Task: Go over the entries below line by line, copying each one that contains the word "Baja".

Available data:
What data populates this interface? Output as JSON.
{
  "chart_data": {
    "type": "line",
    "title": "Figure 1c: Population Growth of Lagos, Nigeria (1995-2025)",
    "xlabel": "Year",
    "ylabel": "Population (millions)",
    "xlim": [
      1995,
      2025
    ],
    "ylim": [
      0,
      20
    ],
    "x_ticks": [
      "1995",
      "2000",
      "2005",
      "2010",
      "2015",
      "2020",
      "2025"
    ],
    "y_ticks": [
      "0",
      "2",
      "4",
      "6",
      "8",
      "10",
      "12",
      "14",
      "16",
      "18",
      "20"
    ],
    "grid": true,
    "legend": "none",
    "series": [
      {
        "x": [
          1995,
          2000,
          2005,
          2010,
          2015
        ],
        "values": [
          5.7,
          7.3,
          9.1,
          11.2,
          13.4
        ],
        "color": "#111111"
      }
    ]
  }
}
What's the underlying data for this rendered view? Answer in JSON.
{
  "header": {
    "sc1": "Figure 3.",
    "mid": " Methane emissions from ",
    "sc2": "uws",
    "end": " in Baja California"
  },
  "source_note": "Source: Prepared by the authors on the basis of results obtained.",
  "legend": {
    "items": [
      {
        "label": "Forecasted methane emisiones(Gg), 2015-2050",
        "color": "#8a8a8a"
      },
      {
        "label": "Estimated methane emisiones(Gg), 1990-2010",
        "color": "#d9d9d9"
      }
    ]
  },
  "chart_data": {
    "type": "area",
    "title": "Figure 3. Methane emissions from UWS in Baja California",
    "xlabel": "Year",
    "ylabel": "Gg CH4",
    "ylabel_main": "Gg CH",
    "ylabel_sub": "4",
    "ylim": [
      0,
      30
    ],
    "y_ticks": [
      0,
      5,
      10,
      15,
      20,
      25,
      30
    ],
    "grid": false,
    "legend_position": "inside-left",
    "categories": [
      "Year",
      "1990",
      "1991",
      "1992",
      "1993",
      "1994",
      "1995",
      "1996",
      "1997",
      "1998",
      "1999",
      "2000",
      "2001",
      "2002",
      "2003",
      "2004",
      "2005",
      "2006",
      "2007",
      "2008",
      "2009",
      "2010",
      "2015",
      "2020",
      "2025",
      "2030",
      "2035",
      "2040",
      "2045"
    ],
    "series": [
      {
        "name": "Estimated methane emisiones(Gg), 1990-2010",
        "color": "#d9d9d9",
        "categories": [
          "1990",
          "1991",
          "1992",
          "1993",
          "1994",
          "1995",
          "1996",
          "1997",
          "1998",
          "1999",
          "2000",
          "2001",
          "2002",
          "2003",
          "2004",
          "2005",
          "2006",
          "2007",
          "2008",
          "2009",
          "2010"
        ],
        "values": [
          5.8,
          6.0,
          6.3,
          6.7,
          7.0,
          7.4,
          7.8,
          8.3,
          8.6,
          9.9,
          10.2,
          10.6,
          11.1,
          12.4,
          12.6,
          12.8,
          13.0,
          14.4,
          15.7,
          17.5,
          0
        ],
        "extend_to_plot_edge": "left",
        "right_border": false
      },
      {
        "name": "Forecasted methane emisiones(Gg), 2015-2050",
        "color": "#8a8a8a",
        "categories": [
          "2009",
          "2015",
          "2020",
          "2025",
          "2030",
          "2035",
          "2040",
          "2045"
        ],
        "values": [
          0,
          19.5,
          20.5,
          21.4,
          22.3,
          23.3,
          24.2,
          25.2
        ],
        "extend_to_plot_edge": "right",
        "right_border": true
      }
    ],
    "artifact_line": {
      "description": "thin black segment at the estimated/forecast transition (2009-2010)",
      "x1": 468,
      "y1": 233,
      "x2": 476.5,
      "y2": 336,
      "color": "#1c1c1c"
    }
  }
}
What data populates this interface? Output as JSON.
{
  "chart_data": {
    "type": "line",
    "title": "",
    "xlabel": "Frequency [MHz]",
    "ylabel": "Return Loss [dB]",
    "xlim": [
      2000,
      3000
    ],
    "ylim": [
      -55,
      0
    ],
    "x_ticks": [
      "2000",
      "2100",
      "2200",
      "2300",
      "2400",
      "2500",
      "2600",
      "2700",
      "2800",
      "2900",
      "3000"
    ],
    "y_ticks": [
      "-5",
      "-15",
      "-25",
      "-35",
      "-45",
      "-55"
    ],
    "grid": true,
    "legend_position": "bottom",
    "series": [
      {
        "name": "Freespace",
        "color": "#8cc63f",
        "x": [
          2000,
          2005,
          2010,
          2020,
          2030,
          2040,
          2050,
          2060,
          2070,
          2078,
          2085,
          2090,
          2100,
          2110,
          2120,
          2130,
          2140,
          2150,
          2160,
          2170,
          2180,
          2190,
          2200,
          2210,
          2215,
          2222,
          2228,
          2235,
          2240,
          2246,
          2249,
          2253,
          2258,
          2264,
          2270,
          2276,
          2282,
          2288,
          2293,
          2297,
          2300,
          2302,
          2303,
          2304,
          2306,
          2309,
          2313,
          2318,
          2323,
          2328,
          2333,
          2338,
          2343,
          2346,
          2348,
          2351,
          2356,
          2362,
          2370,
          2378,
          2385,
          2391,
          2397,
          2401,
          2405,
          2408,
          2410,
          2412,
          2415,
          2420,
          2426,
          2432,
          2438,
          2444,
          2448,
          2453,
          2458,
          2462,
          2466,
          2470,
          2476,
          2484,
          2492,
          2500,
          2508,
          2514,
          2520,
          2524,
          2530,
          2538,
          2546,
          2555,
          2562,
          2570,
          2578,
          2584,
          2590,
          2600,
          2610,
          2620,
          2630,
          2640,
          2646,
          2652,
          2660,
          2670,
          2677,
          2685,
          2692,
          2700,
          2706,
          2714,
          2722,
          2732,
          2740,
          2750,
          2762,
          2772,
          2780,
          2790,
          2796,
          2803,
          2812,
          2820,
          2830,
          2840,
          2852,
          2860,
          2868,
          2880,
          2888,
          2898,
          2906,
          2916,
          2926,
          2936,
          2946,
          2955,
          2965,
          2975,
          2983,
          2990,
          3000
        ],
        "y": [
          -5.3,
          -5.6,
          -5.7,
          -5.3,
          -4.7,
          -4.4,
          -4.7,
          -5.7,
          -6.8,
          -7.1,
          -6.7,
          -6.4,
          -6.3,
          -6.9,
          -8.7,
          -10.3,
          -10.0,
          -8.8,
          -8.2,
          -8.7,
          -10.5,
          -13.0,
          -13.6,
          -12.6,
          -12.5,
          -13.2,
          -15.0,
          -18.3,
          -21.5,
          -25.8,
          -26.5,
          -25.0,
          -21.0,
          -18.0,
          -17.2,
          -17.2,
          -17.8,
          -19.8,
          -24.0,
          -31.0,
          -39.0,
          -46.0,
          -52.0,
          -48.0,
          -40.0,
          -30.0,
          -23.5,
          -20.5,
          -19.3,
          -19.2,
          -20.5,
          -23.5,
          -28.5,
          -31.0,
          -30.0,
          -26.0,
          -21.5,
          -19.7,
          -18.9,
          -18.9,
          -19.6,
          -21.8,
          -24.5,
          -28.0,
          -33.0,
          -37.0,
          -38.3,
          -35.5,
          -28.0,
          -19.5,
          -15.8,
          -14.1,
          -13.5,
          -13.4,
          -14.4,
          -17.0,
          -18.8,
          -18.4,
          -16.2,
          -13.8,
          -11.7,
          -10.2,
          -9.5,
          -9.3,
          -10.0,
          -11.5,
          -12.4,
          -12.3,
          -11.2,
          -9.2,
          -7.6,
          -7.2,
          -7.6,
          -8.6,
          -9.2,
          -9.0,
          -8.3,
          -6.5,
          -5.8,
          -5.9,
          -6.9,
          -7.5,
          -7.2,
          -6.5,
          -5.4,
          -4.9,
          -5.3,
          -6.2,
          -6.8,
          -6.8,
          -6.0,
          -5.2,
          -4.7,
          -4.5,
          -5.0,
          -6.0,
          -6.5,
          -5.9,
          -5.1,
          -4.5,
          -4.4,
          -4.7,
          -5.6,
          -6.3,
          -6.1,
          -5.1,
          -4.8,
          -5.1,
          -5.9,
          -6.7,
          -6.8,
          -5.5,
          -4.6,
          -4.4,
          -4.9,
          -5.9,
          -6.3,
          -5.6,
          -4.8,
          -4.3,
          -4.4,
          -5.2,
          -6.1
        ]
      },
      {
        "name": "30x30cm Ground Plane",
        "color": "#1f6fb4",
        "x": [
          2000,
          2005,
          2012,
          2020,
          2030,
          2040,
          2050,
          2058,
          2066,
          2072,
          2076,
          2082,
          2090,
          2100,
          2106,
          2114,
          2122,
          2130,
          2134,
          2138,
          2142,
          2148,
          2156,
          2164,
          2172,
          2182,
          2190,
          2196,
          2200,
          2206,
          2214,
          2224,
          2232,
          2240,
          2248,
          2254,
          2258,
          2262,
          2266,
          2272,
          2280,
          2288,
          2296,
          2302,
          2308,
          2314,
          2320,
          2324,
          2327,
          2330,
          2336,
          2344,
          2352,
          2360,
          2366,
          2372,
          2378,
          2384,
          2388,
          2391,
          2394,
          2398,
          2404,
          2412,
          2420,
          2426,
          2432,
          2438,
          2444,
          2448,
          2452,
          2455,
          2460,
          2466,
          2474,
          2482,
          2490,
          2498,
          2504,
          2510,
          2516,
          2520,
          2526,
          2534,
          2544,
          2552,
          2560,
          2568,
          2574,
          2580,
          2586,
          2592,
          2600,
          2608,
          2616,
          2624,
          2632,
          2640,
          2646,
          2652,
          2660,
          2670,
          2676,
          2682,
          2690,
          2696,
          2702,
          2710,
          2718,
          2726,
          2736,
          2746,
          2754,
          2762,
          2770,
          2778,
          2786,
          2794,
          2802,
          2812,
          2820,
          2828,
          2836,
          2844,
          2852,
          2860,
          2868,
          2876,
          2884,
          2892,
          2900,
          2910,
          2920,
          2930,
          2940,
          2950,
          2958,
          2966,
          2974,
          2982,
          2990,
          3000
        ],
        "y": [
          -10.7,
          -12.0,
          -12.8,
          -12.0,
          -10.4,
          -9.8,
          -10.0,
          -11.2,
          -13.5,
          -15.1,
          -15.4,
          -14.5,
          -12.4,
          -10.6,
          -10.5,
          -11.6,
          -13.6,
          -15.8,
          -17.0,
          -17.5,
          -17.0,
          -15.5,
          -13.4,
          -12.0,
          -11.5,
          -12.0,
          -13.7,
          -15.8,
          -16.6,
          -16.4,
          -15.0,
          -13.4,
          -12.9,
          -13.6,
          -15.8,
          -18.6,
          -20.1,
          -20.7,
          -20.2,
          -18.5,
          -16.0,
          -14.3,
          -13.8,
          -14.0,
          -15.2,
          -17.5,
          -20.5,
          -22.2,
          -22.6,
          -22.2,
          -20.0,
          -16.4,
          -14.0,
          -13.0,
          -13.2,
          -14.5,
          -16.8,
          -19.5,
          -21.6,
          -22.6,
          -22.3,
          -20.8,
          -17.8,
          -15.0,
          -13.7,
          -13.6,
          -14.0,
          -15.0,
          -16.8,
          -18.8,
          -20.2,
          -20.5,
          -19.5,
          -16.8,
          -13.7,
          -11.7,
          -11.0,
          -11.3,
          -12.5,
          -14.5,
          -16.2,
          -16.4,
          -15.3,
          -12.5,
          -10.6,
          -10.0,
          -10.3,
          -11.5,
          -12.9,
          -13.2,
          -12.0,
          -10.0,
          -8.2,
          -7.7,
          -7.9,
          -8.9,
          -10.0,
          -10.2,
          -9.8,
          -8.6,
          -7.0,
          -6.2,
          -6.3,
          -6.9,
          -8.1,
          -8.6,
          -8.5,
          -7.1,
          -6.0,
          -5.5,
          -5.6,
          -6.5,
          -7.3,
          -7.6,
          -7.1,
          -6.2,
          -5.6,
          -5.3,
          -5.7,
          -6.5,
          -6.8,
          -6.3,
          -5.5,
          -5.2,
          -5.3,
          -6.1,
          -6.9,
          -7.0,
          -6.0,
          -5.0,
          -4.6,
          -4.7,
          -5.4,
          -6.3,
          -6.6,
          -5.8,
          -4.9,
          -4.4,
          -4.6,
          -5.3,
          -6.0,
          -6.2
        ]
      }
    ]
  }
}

Response to the task:
    "end": " in Baja California"
    "title": "Figure 3. Methane emissions from UWS in Baja California",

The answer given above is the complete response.